_PROBLEM DETAILS_. Copy the listing below in full and skip every picture.

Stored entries

⟨

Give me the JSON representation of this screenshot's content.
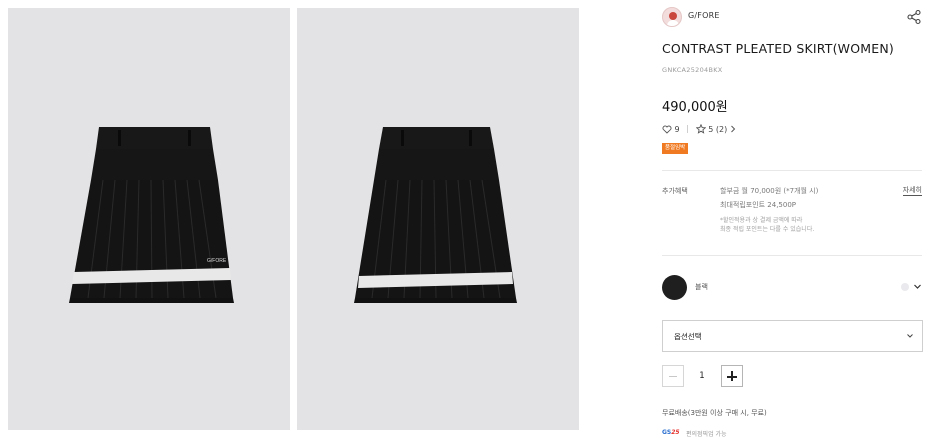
{
  "gallery": {
    "images": [
      {
        "alt": "",
        "logo_text": "G/FORE"
      },
      {
        "alt": ""
      }
    ]
  },
  "product": {
    "brand": "G/FORE",
    "title": "CONTRAST PLEATED SKIRT(WOMEN)",
    "code": "GNKCA25204BKX",
    "price": "490,000원",
    "likes": "9",
    "rating": "5",
    "reviews": "(2)",
    "badge": "품절임박"
  },
  "benefits": {
    "label": "추가혜택",
    "line1": "할부금 월 70,000원 (*7개월 시)",
    "line2": "최대적립포인트 24,500P",
    "note1": "*할인적용과 상 결제 금액에 따라",
    "note2": "최종 적립 포인트는 다를 수 있습니다.",
    "more_label": "자세히"
  },
  "color": {
    "name": "블랙",
    "swatch_color": "#1f1f1f"
  },
  "option": {
    "placeholder": "옵션선택"
  },
  "quantity": {
    "value": "1"
  },
  "shipping": {
    "text": "무료배송(3만원 이상 구매 시, 무료)",
    "gs_logo_a": "GS",
    "gs_logo_b": "25",
    "gs_text": "편의점픽업 가능"
  },
  "colors": {
    "accent_badge": "#f07a22",
    "photo_bg": "#e3e3e6",
    "skirt": "#141414",
    "stripe": "#e8e8e8"
  },
  "icons": {
    "share": "share-icon",
    "heart": "heart-icon",
    "star": "star-icon",
    "chevron": "chevron-down-icon",
    "minus": "minus-icon",
    "plus": "plus-icon"
  }
}
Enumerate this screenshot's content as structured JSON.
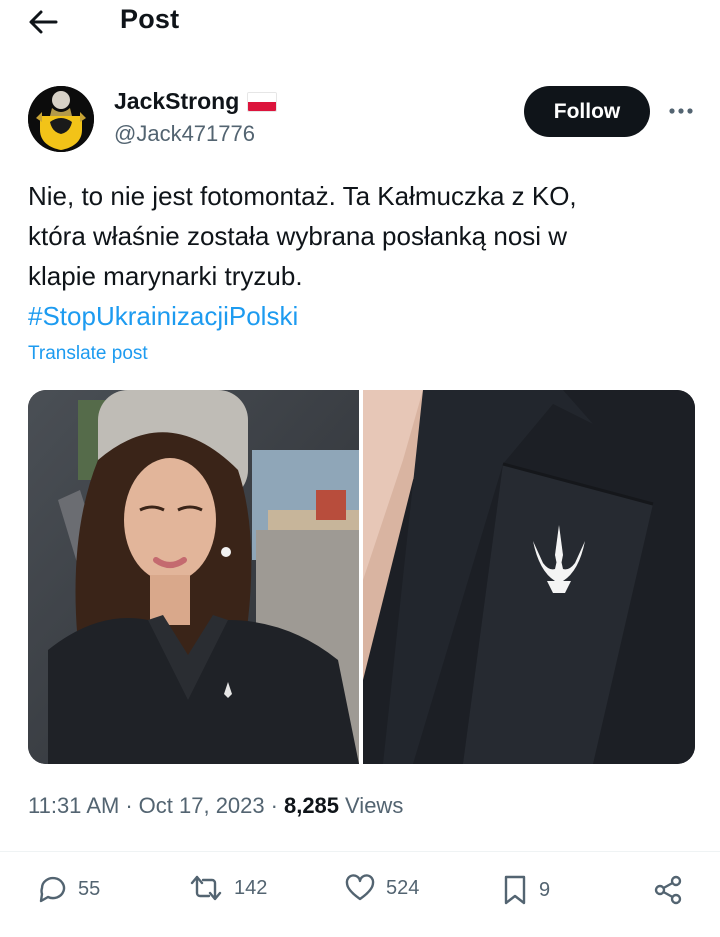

⟩

_THE RESPONSE_.
Give me the JSON representation of this screenshot's content.
{
  "gallery": {
    "images": [
      {
        "alt": "",
        "logo_text": "G/FORE"
      },
      {
        "alt": ""
      }
    ]
  },
  "product": {
    "brand": "G/FORE",
    "title": "CONTRAST PLEATED SKIRT(WOMEN)",
    "code": "GNKCA25204BKX",
    "price": "490,000원",
    "likes": "9",
    "rating": "5",
    "reviews": "(2)",
    "badge": "품절임박"
  },
  "benefits": {
    "label": "추가혜택",
    "line1": "할부금 월 70,000원 (*7개월 시)",
    "line2": "최대적립포인트 24,500P",
    "note1": "*할인적용과 상 결제 금액에 따라",
    "note2": "최종 적립 포인트는 다를 수 있습니다.",
    "more_label": "자세히"
  },
  "color": {
    "name": "블랙",
    "swatch_color": "#1f1f1f"
  },
  "option": {
    "placeholder": "옵션선택"
  },
  "quantity": {
    "value": "1"
  },
  "shipping": {
    "text": "무료배송(3만원 이상 구매 시, 무료)",
    "gs_logo_a": "GS",
    "gs_logo_b": "25",
    "gs_text": "편의점픽업 가능"
  },
  "colors": {
    "accent_badge": "#f07a22",
    "photo_bg": "#e3e3e6",
    "skirt": "#141414",
    "stripe": "#e8e8e8"
  },
  "icons": {
    "share": "share-icon",
    "heart": "heart-icon",
    "star": "star-icon",
    "chevron": "chevron-down-icon",
    "minus": "minus-icon",
    "plus": "plus-icon"
  }
}
Enumerate this screenshot's content as structured JSON.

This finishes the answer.